The request:
Your task is to output the data exactly as it stands.

Data to process:
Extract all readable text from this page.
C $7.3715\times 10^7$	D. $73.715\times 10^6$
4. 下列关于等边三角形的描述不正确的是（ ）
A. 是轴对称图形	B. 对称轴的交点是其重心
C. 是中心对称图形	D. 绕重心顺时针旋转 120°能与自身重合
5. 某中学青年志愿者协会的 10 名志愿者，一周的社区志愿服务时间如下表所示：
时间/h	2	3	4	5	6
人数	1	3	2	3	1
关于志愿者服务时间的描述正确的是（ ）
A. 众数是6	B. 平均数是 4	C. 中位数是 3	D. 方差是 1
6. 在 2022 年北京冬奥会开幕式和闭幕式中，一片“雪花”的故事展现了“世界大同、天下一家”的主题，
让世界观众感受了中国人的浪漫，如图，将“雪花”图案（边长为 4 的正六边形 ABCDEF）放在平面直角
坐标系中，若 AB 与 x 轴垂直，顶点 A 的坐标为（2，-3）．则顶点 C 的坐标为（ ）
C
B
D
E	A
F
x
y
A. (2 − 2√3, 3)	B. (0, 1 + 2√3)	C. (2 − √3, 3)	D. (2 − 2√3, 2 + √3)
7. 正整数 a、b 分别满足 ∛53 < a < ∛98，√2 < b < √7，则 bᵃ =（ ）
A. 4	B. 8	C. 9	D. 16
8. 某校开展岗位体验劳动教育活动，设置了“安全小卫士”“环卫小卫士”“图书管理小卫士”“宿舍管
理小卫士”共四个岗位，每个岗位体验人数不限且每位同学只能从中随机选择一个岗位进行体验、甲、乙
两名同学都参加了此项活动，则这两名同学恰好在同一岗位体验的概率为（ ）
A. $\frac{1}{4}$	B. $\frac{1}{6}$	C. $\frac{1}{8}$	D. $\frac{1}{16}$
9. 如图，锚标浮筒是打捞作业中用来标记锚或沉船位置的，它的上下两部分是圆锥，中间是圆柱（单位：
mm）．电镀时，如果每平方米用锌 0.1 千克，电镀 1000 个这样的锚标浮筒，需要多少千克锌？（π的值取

Response to this exercise:
Extract all readable text from this page.
C $7.3715\times 10^7$	D. $73.715\times 10^6$
4. 下列关于等边三角形的描述不正确的是（ ）
A. 是轴对称图形	B. 对称轴的交点是其重心
C. 是中心对称图形	D. 绕重心顺时针旋转 120°能与自身重合
5. 某中学青年志愿者协会的 10 名志愿者，一周的社区志愿服务时间如下表所示：
时间/h	2	3	4	5	6
人数	1	3	2	3	1
关于志愿者服务时间的描述正确的是（ ）
A. 众数是6	B. 平均数是 4	C. 中位数是 3	D. 方差是 1
6. 在 2022 年北京冬奥会开幕式和闭幕式中，一片“雪花”的故事展现了“世界大同、天下一家”的主题，
让世界观众感受了中国人的浪漫，如图，将“雪花”图案（边长为 4 的正六边形 ABCDEF）放在平面直角
坐标系中，若 AB 与 x 轴垂直，顶点 A 的坐标为（2，-3）．则顶点 C 的坐标为（ ）
C
B
D
E	A
F
x
y
A. (2 − 2√3, 3)	B. (0, 1 + 2√3)	C. (2 − √3, 3)	D. (2 − 2√3, 2 + √3)
7. 正整数 a、b 分别满足 ∛53 < a < ∛98，√2 < b < √7，则 bᵃ =（ ）
A. 4	B. 8	C. 9	D. 16
8. 某校开展岗位体验劳动教育活动，设置了“安全小卫士”“环卫小卫士”“图书管理小卫士”“宿舍管
理小卫士”共四个岗位，每个岗位体验人数不限且每位同学只能从中随机选择一个岗位进行体验、甲、乙
两名同学都参加了此项活动，则这两名同学恰好在同一岗位体验的概率为（ ）
A. $\frac{1}{4}$	B. $\frac{1}{6}$	C. $\frac{1}{8}$	D. $\frac{1}{16}$
9. 如图，锚标浮筒是打捞作业中用来标记锚或沉船位置的，它的上下两部分是圆锥，中间是圆柱（单位：
mm）．电镀时，如果每平方米用锌 0.1 千克，电镀 1000 个这样的锚标浮筒，需要多少千克锌？（π的值取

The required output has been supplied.